* START GIVEN DATA *
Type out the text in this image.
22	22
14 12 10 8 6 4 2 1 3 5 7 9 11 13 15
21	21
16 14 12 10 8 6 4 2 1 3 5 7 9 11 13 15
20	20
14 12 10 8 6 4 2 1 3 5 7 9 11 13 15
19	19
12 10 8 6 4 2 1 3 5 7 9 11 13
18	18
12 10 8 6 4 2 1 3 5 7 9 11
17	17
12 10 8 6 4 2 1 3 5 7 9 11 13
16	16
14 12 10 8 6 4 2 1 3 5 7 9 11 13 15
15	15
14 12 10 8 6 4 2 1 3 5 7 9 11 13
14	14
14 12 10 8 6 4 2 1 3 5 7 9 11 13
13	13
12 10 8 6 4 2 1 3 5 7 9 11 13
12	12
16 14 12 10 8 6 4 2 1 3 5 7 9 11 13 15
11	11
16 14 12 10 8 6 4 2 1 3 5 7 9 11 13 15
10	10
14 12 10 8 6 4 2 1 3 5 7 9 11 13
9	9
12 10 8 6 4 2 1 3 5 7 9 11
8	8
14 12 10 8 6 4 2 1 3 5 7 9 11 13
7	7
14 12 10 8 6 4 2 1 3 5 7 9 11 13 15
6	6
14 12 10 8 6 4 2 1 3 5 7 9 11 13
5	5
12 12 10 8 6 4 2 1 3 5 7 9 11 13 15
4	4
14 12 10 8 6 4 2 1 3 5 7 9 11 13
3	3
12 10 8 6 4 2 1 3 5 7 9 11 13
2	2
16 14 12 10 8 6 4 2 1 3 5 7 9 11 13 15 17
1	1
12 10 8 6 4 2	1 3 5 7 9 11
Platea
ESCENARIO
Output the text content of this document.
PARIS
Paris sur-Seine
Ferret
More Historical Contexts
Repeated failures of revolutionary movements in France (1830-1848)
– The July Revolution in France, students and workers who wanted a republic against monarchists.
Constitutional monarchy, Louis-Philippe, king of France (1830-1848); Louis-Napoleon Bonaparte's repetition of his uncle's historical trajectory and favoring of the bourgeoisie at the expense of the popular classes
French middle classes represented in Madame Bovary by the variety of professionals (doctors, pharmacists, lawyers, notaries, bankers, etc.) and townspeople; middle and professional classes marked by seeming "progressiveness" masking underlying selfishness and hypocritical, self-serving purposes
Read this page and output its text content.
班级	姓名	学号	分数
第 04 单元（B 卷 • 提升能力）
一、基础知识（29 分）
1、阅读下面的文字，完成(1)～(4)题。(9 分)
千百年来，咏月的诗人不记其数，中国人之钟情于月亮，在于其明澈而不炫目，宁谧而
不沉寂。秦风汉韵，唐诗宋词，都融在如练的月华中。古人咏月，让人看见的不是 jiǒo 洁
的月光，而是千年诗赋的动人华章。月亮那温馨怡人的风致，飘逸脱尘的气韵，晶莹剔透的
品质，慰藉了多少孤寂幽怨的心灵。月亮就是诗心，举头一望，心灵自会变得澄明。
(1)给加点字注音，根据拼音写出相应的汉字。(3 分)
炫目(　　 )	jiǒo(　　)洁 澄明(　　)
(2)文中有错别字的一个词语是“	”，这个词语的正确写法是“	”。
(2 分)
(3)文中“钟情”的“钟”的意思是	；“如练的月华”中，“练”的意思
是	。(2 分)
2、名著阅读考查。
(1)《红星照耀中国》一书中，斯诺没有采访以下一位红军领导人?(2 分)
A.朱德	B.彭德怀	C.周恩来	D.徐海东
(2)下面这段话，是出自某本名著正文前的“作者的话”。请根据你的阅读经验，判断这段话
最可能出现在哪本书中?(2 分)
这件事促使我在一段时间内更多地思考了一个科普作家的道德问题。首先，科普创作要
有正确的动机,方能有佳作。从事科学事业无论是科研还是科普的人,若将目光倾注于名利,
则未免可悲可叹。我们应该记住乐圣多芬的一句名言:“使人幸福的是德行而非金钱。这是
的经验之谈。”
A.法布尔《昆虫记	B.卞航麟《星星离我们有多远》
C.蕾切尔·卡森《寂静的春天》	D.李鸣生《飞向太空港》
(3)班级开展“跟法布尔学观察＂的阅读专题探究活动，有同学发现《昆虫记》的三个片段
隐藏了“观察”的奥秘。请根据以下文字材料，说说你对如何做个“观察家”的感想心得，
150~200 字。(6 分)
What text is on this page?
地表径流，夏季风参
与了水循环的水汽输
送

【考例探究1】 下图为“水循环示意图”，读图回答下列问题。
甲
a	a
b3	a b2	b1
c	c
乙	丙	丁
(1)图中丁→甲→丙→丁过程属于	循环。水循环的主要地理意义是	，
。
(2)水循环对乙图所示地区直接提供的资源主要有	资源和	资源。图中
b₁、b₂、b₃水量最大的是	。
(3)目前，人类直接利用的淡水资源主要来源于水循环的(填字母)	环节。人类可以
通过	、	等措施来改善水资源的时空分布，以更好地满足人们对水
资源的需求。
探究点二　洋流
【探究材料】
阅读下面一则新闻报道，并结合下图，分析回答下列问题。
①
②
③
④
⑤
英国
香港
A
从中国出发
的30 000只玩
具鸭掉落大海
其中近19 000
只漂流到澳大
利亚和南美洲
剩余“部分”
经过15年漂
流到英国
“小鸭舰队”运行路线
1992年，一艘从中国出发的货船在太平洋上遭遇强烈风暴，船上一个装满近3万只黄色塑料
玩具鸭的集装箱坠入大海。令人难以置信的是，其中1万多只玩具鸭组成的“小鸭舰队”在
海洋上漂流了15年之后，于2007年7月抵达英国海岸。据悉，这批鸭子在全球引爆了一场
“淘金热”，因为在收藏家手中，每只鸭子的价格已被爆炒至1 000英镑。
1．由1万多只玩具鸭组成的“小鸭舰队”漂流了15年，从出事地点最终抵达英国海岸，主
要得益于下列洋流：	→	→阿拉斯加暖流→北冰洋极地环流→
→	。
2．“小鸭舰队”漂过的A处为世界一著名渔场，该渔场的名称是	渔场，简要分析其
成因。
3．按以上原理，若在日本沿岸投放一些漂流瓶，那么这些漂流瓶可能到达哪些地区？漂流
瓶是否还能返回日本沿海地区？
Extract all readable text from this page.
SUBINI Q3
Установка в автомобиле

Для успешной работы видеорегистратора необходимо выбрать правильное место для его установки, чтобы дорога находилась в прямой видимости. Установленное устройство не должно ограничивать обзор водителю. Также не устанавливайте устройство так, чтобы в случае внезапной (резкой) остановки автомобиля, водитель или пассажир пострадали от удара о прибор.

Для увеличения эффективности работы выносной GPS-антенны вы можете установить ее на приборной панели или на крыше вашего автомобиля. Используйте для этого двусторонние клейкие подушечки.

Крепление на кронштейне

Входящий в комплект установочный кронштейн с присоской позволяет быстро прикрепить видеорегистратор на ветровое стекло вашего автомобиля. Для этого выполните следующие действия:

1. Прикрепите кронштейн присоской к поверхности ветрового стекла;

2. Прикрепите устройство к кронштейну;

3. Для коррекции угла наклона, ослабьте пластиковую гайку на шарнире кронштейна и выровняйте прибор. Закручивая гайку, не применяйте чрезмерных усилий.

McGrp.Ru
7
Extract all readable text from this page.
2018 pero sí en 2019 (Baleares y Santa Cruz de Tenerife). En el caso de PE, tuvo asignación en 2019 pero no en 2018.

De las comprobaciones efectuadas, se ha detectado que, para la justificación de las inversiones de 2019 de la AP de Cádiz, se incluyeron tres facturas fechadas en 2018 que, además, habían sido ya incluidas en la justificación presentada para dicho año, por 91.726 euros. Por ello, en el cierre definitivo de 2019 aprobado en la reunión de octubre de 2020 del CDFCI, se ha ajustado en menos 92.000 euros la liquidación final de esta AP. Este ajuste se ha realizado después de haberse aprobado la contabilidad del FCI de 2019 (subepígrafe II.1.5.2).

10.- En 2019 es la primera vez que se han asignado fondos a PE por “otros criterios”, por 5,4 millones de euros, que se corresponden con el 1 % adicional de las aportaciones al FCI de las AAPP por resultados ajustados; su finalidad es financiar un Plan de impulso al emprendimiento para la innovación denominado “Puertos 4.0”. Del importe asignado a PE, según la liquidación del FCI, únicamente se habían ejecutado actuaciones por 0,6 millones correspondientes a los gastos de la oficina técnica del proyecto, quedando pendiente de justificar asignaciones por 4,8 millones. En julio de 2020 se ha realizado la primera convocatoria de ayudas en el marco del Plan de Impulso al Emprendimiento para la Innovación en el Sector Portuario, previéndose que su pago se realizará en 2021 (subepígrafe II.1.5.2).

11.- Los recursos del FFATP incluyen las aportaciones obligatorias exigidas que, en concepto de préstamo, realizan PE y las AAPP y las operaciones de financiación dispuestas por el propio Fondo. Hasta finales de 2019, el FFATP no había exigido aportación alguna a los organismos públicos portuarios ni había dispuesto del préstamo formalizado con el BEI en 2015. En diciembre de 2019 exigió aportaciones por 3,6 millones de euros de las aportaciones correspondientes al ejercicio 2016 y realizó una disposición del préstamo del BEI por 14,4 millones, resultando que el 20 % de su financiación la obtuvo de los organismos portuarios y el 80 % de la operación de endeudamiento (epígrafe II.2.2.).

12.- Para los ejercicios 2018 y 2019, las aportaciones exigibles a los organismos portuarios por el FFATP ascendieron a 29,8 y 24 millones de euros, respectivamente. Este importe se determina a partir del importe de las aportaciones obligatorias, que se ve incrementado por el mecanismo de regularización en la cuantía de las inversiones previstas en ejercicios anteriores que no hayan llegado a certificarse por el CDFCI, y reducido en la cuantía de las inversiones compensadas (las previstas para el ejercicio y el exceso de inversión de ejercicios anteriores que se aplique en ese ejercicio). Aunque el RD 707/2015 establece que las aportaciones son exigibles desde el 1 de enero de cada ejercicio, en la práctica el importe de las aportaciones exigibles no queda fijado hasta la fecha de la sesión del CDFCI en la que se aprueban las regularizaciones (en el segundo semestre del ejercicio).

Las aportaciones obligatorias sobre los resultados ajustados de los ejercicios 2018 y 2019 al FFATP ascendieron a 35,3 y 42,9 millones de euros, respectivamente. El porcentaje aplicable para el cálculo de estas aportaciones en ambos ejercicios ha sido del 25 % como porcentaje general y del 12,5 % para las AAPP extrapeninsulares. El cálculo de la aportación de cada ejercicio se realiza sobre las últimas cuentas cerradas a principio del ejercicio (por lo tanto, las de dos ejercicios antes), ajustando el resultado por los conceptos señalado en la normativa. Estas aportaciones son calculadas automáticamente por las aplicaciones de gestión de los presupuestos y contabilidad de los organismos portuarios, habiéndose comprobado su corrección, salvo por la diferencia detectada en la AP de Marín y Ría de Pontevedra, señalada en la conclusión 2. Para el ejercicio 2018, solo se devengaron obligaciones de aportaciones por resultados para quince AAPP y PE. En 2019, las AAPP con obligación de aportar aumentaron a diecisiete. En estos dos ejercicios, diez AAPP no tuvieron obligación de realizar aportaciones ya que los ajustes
* END GIVEN DATA *
How many of the lines above include the word "присоской"? Respond with the number alone.

### FINAL ANSWER
2